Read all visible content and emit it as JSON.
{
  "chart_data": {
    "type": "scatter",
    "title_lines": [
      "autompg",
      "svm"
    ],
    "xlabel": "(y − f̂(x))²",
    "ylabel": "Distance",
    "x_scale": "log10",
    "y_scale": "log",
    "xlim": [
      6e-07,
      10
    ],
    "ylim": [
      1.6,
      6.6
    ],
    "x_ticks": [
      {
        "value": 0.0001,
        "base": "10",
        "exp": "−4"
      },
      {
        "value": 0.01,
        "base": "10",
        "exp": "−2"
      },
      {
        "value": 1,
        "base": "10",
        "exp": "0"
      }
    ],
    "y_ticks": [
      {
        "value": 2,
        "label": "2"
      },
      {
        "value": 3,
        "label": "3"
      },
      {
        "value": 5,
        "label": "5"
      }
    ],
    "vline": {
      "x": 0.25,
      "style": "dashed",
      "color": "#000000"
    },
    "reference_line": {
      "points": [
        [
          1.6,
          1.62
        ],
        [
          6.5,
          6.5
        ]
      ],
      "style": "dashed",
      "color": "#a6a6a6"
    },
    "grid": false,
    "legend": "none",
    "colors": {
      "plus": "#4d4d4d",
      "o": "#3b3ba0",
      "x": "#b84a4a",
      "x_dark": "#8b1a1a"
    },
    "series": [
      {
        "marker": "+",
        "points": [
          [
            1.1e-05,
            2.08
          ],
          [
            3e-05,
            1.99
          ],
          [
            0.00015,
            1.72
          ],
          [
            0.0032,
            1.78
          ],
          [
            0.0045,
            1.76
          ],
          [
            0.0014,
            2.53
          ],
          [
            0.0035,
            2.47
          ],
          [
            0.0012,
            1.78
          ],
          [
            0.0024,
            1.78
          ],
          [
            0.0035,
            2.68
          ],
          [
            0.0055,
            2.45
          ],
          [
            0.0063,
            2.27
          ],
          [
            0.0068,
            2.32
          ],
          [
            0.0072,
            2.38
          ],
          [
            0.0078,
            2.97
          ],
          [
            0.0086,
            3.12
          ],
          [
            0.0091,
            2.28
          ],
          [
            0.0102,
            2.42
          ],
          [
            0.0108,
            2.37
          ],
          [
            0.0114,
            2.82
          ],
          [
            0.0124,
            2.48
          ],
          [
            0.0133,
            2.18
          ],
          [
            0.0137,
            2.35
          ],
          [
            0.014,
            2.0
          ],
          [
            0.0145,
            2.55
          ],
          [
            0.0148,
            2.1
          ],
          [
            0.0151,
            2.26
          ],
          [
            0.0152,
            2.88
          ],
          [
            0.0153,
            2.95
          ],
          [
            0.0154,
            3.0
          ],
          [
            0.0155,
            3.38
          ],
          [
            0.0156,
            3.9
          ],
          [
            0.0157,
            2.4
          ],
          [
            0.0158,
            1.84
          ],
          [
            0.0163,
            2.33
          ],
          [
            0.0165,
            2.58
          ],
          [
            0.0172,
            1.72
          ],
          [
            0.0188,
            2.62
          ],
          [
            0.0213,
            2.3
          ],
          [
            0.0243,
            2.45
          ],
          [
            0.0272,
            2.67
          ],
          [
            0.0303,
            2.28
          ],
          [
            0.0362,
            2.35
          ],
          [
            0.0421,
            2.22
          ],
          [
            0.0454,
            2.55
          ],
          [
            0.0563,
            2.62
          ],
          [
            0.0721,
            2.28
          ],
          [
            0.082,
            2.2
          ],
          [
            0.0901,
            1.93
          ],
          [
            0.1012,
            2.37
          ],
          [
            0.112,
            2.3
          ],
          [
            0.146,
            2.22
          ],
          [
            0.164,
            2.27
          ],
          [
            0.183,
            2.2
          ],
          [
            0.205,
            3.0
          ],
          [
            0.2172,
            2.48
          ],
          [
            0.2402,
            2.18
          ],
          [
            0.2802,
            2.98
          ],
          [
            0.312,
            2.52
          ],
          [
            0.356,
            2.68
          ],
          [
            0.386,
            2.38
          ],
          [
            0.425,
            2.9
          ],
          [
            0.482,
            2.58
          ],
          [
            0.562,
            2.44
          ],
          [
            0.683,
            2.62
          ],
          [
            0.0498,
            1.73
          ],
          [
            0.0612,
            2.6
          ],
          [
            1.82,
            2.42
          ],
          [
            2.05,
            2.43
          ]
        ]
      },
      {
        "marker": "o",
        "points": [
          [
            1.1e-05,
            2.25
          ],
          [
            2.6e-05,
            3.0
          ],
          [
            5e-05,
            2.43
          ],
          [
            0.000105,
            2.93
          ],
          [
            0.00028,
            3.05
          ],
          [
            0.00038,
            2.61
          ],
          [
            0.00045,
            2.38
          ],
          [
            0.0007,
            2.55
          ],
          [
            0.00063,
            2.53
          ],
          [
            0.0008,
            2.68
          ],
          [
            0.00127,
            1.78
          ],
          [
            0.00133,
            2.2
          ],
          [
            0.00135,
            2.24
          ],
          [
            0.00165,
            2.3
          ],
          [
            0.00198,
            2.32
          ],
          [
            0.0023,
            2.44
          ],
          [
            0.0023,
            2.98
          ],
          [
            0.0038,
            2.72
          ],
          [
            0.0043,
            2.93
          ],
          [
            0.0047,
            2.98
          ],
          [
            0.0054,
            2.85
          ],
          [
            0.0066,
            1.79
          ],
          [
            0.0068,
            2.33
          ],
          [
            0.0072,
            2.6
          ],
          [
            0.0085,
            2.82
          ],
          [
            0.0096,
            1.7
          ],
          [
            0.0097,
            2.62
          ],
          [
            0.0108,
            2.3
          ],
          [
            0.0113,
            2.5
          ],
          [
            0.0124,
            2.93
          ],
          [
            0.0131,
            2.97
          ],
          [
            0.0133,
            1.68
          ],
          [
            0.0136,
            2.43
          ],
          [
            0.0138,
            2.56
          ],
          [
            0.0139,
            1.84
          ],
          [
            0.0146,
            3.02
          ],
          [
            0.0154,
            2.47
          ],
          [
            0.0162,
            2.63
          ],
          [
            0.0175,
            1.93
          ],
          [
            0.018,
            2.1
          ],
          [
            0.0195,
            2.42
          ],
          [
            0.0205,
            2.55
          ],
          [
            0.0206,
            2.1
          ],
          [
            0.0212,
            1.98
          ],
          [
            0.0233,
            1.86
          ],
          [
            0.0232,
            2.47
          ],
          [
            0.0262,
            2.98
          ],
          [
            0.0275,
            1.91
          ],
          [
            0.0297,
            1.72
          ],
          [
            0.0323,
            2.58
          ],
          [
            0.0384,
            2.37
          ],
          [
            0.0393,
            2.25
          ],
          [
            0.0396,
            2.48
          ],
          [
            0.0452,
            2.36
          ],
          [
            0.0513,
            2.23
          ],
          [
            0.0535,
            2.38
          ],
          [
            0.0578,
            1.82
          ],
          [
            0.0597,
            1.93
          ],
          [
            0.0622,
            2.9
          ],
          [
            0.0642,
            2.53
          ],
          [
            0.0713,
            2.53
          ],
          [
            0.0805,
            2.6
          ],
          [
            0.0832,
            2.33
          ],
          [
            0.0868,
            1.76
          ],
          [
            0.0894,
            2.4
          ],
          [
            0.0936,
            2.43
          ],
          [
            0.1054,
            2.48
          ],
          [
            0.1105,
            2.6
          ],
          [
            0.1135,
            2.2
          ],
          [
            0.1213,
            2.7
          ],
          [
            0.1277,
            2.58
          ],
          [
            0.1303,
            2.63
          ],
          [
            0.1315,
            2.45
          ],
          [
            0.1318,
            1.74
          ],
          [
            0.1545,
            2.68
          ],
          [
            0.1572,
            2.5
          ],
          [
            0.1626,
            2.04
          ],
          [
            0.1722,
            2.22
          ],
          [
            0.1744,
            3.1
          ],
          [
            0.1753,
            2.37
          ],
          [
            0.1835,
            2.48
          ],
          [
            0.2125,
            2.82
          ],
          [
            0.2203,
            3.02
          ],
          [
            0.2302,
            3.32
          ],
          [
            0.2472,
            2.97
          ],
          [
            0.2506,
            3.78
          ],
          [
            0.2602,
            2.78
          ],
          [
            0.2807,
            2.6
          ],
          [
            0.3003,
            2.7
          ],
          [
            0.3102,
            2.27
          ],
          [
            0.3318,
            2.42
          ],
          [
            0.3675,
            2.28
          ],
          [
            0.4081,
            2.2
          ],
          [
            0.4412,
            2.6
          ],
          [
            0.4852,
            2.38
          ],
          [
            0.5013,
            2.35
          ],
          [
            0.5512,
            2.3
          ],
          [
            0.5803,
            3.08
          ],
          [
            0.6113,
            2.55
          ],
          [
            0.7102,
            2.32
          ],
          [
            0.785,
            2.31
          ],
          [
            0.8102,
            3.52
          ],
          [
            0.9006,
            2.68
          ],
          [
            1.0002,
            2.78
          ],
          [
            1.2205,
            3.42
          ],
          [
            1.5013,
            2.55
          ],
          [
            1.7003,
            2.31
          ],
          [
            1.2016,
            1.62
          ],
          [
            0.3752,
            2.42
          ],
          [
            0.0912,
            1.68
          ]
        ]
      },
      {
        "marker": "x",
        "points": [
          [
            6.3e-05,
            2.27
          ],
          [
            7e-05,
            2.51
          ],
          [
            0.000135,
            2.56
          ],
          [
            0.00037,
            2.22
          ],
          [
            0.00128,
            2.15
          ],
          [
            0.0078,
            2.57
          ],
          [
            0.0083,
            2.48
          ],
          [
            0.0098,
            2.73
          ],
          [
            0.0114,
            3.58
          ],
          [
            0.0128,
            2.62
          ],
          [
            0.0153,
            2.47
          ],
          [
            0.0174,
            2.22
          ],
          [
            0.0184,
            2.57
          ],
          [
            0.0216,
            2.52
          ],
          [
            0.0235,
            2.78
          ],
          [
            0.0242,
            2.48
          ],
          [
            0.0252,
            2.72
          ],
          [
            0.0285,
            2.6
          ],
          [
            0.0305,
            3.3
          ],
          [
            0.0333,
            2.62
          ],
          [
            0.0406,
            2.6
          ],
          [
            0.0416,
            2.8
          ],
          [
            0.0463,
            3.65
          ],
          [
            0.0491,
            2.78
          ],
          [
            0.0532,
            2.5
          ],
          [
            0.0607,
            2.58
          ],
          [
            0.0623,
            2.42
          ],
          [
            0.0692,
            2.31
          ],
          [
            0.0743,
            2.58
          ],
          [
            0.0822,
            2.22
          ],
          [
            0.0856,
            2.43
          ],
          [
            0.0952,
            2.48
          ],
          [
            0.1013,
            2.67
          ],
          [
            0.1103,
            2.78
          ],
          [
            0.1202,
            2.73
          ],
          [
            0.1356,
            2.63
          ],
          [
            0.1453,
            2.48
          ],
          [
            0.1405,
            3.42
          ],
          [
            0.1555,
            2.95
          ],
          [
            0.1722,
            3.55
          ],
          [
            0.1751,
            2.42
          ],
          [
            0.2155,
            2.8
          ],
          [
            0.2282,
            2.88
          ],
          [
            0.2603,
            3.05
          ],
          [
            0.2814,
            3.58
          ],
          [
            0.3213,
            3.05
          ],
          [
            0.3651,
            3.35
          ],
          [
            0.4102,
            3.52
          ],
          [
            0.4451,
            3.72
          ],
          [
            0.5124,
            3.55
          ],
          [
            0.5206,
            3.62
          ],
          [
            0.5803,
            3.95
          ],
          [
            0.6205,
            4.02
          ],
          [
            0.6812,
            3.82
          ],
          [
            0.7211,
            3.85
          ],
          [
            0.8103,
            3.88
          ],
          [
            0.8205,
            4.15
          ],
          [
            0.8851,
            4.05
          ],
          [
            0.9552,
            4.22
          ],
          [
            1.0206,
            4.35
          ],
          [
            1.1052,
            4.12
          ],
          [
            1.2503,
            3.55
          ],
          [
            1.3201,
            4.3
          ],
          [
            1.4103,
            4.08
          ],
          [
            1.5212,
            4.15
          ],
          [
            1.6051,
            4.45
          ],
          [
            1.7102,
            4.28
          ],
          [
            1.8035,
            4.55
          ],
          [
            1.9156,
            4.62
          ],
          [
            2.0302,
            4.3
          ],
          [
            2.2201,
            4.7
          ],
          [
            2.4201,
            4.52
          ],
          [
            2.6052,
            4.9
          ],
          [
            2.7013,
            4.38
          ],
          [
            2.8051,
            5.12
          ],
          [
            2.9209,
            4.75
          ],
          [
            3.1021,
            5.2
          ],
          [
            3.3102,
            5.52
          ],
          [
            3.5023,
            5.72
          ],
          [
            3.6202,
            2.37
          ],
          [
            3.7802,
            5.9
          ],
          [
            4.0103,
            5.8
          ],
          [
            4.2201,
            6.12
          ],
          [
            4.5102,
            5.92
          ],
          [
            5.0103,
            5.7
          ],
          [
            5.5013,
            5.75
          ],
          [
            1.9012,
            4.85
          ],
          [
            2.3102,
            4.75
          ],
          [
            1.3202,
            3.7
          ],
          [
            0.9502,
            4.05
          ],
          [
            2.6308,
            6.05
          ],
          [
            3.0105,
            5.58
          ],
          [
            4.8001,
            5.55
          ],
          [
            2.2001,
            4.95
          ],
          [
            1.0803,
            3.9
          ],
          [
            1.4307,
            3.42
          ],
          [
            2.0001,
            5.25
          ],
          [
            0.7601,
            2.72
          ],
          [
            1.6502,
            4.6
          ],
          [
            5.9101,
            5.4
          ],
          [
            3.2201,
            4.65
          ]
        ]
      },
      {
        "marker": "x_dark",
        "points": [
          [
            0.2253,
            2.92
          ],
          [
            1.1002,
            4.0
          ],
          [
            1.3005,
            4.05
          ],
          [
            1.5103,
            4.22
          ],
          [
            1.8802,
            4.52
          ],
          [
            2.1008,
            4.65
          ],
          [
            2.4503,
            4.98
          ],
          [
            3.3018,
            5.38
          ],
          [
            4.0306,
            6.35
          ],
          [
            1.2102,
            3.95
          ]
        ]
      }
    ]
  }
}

★ ★ ★ ★

■ **Set task**
Filter out all lines lacking the word "value" and copy the rest.

■ **Solution for this problem**
        "value": 0.0001,
        "value": 0.01,
        "value": 1,
        "value": 2,
        "value": 3,
        "value": 5,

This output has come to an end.